EXCERTO:
• • • • •

Os progressos da medicina não param de prolongar a agonia, deixando todos incertos quanto à hora em que a morte irá ocorrer.
O hospital é o novo espaço onde se morre, e o médico passa a intermediar os instantes finais do moribundo, numa sociedade em que a família nuclear não tem disponibilidade para a morte por nunca a ter presenciado, por temer o sofrimento do familiar e por medo de que o ambiente familiar fique impregnado de más lembranças.

Nos últimos anos, entre a casa e o hospital surge um outro local onde se morre - os Lares de Idosos.

Os Cuidados Paliativos desenvolvem-se a partir de 1960, para minorar o sofrimento físico aos que a ciência desiste de prolongar a vida.
Mas será que resolvem também as dores do espírito de quem parte?

5 comentários:

Anónimo disse...

• • • • •

INSTRUÇÕES DE TRABALHO:
- a) Segundo o excerto, a partir de que ano se desenvolvem os Cuidados Paliativos?
- b) Transcreva do excerto tudo o que vai desde "Nos últimos anos, entre" até "de quem parte?".

DADOS:
• • • • •

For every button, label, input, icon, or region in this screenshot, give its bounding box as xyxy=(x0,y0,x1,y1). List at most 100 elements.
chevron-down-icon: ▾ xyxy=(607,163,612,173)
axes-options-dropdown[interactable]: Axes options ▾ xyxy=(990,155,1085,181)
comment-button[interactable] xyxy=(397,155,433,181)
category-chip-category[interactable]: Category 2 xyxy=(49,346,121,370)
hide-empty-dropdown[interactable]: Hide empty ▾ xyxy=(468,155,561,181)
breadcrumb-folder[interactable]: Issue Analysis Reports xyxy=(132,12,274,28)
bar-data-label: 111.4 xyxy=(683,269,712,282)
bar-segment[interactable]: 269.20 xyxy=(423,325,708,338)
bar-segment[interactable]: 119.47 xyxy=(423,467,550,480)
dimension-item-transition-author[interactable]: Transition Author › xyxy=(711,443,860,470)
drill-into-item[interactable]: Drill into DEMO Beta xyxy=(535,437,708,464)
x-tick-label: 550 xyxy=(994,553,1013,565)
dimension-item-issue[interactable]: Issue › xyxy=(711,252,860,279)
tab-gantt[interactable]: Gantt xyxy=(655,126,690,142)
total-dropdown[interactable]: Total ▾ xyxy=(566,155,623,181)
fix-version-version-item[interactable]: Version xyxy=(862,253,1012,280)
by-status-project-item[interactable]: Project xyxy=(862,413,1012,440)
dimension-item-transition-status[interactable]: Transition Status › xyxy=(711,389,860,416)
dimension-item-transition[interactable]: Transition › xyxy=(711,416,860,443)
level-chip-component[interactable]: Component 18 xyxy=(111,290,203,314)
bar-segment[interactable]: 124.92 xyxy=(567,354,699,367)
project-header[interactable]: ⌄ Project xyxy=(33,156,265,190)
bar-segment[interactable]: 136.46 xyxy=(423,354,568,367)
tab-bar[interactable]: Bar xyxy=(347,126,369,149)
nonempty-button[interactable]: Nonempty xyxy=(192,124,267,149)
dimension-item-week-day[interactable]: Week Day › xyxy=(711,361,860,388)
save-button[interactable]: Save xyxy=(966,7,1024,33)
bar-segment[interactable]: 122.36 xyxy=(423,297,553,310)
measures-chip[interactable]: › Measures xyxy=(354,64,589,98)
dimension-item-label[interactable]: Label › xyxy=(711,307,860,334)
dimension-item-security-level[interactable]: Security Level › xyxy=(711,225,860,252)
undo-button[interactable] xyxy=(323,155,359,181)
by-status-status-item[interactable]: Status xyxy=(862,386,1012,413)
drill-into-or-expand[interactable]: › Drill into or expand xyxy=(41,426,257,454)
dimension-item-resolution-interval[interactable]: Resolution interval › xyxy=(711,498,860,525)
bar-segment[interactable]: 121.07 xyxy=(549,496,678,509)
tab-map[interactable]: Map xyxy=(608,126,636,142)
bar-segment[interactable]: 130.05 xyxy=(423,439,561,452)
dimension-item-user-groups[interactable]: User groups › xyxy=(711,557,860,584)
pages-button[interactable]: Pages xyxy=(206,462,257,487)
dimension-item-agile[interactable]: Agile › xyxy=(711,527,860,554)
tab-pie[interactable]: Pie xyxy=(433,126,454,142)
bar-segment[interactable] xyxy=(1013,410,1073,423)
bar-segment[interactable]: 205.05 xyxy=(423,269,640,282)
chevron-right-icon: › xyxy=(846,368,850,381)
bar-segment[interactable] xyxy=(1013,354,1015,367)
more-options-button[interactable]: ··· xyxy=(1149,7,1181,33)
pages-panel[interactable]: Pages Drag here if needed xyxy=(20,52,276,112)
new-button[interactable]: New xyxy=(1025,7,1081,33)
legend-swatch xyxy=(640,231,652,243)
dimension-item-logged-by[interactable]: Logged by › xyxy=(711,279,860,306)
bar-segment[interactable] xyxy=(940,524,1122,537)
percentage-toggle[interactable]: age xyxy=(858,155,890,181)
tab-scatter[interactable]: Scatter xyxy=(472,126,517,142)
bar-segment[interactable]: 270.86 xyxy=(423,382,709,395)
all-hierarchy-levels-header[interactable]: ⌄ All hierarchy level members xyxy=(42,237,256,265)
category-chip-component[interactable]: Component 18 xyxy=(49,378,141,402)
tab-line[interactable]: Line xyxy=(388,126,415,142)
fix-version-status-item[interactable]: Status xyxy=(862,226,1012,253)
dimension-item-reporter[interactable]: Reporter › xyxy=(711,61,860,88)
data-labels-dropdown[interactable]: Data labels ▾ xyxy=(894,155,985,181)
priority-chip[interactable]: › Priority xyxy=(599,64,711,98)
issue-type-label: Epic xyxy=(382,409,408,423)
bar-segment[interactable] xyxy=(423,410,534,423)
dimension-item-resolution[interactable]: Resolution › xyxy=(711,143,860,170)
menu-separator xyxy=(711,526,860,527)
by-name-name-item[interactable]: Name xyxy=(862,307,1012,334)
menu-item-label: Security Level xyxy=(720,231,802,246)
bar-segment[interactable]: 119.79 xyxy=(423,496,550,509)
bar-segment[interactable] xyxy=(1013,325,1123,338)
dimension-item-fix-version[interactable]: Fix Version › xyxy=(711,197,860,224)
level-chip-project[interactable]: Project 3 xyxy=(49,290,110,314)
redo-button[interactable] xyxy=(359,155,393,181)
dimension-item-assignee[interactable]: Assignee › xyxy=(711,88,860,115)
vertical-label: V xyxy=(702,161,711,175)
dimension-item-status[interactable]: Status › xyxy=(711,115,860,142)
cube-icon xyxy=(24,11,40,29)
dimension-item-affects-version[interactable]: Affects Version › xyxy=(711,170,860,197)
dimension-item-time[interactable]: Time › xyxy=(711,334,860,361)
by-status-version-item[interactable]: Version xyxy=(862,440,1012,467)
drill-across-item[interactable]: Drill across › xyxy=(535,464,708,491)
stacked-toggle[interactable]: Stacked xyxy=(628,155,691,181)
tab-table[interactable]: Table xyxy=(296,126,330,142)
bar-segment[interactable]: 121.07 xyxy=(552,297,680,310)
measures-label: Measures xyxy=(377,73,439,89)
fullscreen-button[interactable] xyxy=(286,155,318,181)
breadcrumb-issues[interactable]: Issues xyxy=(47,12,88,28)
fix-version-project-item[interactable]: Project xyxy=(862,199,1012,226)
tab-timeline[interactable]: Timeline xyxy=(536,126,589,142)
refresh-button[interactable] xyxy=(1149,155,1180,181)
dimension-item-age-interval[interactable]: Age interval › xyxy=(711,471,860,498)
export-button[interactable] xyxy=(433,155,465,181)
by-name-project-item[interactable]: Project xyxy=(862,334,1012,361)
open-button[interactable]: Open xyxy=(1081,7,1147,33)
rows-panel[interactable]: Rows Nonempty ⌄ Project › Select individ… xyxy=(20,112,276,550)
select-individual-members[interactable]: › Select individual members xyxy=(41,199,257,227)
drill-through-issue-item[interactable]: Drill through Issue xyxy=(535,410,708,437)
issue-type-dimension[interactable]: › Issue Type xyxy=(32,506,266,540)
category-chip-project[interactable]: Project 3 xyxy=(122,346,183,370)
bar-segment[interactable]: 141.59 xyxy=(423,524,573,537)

• • • • •

SOLUÇÕES ABAIXO:
- a) A partir de 1960.

- b)
Nos últimos anos, entre a casa e o hospital surge um outro local onde se morre - os Lares de Idosos.

Os Cuidados Paliativos desenvolvem-se a partir de 1960, para minorar o sofrimento físico aos que a ciência desiste de prolongar a vida.
Mas será que resolvem também as dores do espírito de quem parte?